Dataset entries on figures
::::::::

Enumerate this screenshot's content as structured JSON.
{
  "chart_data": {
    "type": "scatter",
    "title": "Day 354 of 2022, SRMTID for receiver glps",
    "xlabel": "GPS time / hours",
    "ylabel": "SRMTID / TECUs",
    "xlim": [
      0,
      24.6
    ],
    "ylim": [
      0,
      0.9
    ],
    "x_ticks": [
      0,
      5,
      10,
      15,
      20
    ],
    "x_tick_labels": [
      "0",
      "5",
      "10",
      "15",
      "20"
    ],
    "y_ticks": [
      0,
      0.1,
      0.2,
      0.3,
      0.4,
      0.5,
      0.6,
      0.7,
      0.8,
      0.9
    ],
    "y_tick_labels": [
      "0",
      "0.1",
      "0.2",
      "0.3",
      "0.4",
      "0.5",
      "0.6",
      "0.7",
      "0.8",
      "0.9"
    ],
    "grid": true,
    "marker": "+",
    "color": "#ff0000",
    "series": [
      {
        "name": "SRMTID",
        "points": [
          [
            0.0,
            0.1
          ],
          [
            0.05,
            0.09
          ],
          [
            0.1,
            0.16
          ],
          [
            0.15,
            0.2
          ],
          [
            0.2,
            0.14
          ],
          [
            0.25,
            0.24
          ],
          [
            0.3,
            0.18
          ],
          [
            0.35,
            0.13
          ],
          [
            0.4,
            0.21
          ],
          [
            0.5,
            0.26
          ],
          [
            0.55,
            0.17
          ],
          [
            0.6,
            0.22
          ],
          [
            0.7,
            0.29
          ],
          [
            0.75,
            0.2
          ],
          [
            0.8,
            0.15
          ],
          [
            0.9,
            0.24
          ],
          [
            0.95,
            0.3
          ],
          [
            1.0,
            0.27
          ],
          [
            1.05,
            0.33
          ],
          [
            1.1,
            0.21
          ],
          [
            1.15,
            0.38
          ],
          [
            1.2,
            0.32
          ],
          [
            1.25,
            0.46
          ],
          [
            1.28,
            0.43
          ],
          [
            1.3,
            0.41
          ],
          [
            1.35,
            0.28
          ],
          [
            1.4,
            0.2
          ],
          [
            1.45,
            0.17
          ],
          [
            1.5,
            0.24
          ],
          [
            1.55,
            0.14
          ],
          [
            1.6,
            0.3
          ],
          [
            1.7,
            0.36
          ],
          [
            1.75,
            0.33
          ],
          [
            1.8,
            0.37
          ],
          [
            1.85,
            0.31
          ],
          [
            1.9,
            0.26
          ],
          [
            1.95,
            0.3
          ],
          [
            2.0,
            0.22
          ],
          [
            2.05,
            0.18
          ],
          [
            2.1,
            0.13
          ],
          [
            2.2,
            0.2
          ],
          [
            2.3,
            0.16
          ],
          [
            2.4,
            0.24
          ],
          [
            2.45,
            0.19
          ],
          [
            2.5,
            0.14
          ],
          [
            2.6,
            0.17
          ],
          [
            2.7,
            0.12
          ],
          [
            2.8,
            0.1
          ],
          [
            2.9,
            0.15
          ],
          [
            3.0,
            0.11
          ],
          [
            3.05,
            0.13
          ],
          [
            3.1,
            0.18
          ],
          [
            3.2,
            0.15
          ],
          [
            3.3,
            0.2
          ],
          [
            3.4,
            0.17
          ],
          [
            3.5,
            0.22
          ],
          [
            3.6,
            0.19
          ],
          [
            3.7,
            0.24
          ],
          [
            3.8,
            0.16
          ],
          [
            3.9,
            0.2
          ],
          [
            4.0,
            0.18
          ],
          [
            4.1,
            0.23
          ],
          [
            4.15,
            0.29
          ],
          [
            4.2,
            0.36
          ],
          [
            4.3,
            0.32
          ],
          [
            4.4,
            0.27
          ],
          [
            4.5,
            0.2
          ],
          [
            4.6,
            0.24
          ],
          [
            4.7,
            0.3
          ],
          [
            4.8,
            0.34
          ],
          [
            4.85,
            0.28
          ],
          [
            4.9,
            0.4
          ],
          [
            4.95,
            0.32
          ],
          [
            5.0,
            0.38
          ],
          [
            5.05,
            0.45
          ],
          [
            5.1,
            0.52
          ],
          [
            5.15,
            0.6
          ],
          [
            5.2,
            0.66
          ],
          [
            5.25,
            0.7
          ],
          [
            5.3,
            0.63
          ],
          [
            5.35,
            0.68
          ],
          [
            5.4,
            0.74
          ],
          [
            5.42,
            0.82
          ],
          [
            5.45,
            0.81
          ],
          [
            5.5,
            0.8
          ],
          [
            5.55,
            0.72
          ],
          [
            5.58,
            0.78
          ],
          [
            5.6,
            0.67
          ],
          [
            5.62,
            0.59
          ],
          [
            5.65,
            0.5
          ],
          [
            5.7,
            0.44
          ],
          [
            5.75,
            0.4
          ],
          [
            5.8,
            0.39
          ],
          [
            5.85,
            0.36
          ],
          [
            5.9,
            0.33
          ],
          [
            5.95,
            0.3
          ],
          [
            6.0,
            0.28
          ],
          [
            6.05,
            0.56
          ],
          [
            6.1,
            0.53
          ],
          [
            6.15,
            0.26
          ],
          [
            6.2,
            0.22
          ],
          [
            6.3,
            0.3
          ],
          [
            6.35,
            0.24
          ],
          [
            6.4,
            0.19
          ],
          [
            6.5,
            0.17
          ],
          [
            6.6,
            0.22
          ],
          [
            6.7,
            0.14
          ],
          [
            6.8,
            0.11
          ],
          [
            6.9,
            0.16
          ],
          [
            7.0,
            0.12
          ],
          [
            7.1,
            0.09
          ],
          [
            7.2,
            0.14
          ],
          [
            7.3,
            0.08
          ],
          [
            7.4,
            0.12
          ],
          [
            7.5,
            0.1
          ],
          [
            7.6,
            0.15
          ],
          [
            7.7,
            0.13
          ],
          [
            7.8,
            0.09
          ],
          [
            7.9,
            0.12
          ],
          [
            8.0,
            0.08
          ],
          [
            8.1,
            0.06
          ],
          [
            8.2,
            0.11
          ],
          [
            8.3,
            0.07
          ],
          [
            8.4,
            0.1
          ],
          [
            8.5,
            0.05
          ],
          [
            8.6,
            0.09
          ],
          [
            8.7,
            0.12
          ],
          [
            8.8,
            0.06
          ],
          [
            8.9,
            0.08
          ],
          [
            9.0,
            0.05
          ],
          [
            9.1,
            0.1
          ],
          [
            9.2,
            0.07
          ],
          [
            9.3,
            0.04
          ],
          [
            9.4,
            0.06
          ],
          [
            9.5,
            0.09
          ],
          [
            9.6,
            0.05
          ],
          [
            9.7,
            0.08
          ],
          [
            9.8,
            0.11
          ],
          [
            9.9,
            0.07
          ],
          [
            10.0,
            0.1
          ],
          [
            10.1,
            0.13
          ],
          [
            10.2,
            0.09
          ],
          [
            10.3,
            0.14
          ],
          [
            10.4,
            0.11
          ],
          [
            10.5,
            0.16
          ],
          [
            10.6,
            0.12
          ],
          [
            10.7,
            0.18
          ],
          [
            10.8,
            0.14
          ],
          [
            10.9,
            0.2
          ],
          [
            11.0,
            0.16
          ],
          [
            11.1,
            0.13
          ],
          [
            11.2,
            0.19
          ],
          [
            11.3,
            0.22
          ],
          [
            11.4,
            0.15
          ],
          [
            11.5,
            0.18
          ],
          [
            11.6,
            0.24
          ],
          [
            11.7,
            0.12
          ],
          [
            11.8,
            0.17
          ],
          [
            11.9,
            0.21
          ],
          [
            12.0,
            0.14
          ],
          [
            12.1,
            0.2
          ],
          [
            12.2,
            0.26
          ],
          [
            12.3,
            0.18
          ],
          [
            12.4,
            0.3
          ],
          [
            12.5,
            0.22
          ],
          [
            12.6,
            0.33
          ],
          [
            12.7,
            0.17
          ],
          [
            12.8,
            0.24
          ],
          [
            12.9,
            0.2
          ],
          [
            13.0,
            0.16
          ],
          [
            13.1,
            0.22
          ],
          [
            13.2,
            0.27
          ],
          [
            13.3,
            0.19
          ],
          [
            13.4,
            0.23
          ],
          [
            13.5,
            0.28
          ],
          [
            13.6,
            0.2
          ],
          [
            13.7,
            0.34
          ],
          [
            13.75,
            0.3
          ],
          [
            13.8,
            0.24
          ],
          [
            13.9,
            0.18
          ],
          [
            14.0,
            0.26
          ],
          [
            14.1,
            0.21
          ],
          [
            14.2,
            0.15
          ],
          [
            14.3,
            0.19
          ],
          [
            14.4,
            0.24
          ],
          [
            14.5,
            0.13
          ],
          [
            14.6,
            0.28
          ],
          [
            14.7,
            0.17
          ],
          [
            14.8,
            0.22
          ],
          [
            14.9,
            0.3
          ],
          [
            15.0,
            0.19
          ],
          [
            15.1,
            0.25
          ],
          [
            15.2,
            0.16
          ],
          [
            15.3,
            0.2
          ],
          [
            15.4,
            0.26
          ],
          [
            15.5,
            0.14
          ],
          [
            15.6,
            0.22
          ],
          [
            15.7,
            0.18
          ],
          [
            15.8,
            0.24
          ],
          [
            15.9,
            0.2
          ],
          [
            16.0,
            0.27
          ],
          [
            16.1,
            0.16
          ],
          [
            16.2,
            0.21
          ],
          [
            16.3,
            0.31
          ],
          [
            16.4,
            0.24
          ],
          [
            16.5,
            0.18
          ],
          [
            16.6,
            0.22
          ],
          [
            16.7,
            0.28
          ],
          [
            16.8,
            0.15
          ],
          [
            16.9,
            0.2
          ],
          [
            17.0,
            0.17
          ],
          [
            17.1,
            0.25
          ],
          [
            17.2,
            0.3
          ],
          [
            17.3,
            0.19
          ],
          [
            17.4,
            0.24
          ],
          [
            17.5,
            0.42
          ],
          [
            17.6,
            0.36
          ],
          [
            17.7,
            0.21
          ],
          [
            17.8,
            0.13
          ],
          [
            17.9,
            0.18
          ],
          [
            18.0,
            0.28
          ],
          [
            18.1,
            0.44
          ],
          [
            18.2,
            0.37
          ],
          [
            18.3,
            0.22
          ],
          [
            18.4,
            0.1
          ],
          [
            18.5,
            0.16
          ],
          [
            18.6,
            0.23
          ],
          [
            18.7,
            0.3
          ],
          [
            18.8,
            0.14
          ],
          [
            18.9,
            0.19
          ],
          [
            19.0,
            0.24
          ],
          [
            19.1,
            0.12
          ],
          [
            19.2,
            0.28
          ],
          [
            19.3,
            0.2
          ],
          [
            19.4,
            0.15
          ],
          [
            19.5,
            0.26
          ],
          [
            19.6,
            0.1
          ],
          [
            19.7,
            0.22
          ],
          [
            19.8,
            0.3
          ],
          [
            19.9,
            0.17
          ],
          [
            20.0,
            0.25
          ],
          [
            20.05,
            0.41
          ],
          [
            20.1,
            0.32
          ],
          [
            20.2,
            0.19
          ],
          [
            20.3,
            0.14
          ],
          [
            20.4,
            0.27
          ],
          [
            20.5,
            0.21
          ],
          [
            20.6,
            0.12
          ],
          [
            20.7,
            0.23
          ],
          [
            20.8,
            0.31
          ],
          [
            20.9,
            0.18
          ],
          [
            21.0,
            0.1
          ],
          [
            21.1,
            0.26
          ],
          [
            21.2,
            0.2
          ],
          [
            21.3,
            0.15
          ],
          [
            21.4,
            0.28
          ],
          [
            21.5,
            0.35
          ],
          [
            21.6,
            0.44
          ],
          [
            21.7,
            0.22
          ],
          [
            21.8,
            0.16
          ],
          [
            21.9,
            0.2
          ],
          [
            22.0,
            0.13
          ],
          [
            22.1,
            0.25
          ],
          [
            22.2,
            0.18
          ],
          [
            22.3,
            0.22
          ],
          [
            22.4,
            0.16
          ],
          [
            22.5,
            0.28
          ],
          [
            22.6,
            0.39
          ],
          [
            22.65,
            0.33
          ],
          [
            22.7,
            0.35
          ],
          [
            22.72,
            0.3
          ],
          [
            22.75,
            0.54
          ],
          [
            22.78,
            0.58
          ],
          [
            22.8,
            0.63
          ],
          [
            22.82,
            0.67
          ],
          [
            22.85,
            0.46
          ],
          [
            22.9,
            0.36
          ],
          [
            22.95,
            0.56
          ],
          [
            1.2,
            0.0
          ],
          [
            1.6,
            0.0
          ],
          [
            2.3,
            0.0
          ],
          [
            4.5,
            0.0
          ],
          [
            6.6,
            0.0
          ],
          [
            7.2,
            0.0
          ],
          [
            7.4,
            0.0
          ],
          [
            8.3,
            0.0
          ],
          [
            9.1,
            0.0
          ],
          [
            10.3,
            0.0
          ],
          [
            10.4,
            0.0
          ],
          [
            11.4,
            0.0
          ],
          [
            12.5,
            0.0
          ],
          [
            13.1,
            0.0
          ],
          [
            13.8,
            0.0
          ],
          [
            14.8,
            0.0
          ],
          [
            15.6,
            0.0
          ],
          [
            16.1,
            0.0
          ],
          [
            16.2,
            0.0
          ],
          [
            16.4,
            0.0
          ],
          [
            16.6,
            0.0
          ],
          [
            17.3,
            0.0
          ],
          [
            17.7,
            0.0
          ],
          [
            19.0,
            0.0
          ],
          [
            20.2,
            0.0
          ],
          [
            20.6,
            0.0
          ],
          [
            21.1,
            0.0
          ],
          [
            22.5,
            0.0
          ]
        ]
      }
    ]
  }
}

::::::::

▶ [Exercise goal]:
Find each line with the string "SRMTID" and copy it out.

▶ [Solved exercise]:
    "title": "Day 354 of 2022, SRMTID for receiver glps",
    "ylabel": "SRMTID / TECUs",
        "name": "SRMTID",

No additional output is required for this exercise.